Records contained in a dataset:
════════

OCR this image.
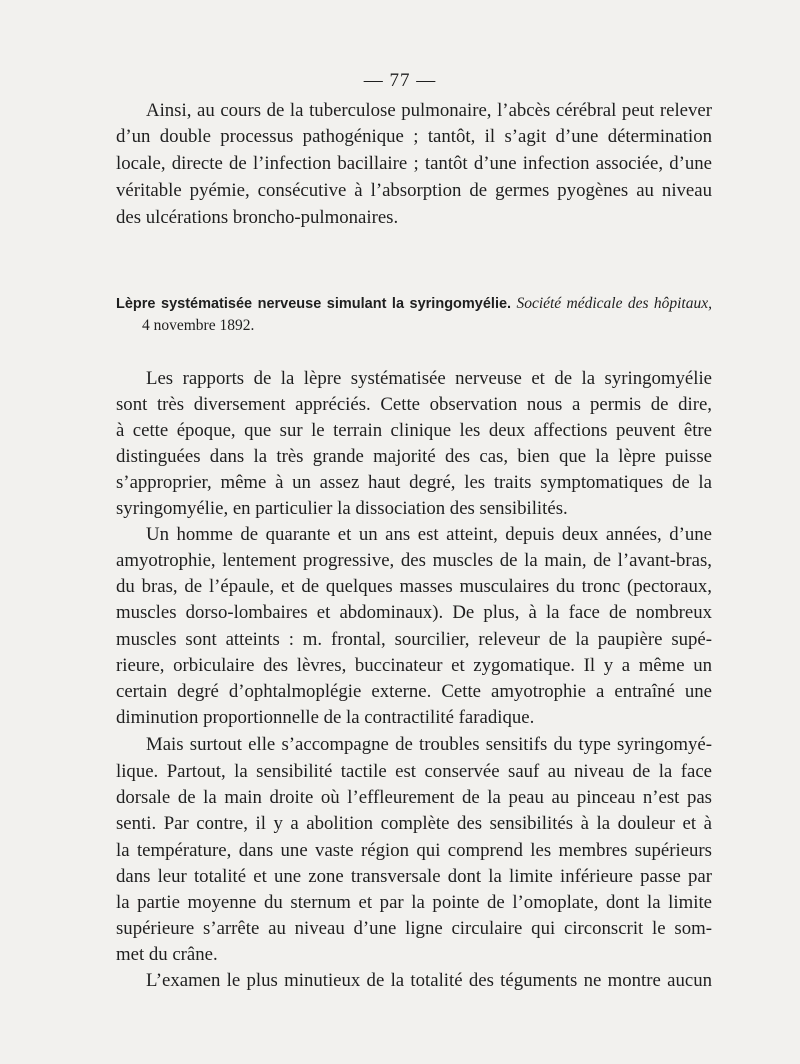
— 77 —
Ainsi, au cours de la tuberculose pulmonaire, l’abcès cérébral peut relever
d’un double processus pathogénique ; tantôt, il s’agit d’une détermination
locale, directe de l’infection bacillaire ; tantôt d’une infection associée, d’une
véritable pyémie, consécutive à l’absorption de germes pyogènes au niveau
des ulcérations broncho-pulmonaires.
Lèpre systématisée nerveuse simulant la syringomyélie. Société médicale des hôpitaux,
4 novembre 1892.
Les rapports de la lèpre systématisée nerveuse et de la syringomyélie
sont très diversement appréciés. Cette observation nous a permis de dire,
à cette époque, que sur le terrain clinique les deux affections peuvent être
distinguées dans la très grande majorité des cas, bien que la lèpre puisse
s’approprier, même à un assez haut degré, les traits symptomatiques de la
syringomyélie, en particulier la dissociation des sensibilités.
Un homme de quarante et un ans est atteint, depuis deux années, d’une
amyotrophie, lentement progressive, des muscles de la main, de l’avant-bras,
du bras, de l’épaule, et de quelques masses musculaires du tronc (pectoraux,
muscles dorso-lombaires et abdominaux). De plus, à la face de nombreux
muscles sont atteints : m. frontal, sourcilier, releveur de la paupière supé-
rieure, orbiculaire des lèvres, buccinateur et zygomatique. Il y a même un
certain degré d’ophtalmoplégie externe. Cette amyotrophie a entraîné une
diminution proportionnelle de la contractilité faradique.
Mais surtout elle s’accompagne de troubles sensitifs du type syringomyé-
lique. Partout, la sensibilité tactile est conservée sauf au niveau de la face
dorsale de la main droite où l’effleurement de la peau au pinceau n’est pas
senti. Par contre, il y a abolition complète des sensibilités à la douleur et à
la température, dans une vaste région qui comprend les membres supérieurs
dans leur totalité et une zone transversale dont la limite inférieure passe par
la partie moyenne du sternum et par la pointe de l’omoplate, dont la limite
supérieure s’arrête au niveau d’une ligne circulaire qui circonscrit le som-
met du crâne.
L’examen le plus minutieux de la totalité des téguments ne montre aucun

════════

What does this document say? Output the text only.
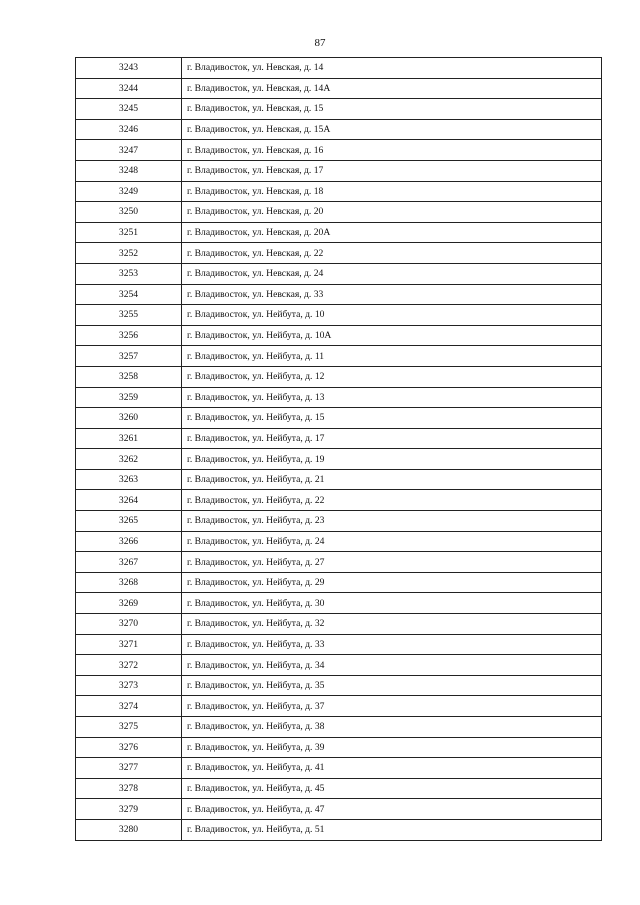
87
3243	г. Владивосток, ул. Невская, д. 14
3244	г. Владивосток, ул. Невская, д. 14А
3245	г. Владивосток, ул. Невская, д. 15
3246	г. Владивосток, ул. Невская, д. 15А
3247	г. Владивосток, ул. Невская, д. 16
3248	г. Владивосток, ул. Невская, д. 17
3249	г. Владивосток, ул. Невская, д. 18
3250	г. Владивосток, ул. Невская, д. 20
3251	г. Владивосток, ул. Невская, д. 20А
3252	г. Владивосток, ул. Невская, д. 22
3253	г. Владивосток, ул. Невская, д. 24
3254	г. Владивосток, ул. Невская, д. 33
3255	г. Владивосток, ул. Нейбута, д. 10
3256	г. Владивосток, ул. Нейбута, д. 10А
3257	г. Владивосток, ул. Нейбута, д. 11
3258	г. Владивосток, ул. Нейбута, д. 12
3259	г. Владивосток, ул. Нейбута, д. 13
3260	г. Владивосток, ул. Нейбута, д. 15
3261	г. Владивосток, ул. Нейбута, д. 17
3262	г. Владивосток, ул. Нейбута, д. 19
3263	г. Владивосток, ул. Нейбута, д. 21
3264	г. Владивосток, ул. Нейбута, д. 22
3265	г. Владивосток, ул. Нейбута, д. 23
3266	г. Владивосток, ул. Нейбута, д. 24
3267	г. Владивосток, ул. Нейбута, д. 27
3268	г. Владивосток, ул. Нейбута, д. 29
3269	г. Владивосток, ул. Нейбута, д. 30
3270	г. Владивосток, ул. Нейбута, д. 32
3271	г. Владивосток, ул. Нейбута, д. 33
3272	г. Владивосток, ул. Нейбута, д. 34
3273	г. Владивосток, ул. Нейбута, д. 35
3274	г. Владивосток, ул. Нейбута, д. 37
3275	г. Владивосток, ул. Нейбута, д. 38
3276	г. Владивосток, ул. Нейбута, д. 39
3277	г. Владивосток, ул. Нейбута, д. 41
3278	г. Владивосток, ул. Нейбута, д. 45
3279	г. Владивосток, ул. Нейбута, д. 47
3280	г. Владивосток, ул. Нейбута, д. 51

════════

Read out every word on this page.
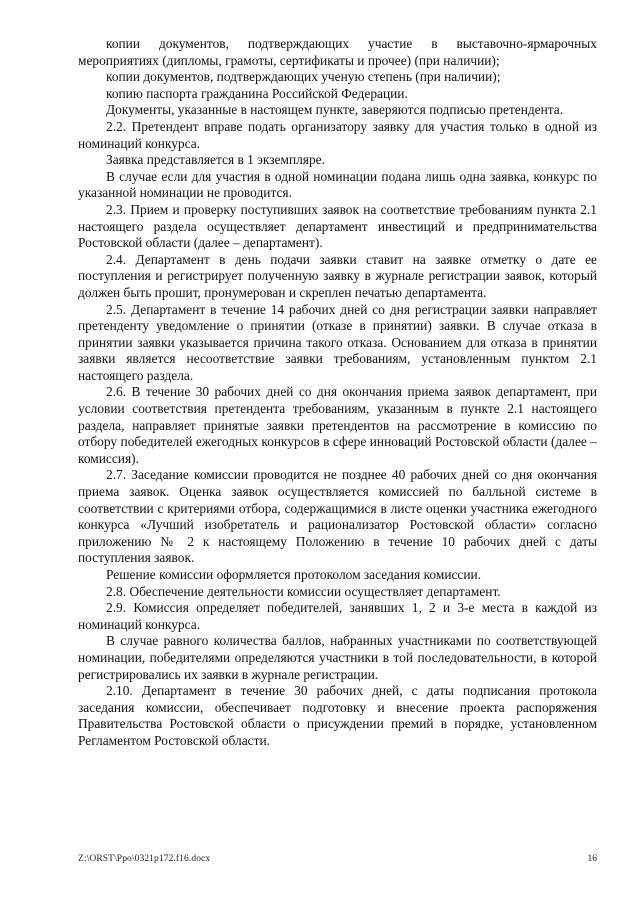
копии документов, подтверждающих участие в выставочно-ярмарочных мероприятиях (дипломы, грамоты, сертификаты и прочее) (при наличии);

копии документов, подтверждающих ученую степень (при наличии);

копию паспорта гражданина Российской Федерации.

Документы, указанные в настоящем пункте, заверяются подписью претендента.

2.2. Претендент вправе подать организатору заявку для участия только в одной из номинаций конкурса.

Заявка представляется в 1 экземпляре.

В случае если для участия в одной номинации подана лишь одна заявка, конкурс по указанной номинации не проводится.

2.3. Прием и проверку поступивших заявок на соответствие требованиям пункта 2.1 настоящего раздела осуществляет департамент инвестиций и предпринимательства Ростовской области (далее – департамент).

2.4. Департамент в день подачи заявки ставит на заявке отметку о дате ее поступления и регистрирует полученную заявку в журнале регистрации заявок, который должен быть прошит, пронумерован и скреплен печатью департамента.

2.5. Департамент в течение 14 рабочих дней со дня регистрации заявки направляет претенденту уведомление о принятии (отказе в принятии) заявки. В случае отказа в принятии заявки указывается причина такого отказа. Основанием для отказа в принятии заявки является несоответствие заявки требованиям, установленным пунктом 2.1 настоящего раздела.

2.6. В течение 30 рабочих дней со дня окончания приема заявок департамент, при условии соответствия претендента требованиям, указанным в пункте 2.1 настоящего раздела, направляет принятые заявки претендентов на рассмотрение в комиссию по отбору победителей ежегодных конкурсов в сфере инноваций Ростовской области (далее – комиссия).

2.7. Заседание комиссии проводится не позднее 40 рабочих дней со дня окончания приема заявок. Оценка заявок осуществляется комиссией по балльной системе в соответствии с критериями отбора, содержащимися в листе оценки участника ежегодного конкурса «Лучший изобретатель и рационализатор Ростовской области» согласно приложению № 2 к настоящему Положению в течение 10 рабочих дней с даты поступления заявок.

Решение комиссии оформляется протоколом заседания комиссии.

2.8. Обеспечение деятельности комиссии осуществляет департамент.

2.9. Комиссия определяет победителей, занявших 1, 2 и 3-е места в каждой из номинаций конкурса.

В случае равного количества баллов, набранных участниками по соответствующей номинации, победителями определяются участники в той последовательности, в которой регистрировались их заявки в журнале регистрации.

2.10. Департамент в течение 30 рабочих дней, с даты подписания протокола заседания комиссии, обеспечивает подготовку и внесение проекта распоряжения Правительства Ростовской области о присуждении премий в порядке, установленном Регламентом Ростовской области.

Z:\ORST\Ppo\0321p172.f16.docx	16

════════

EXERCISE OBJECTIVE:
Some lines of the data above may hold the word "nerveuse"; report how many do, and nothing else.

COMPLETE ANSWER:
2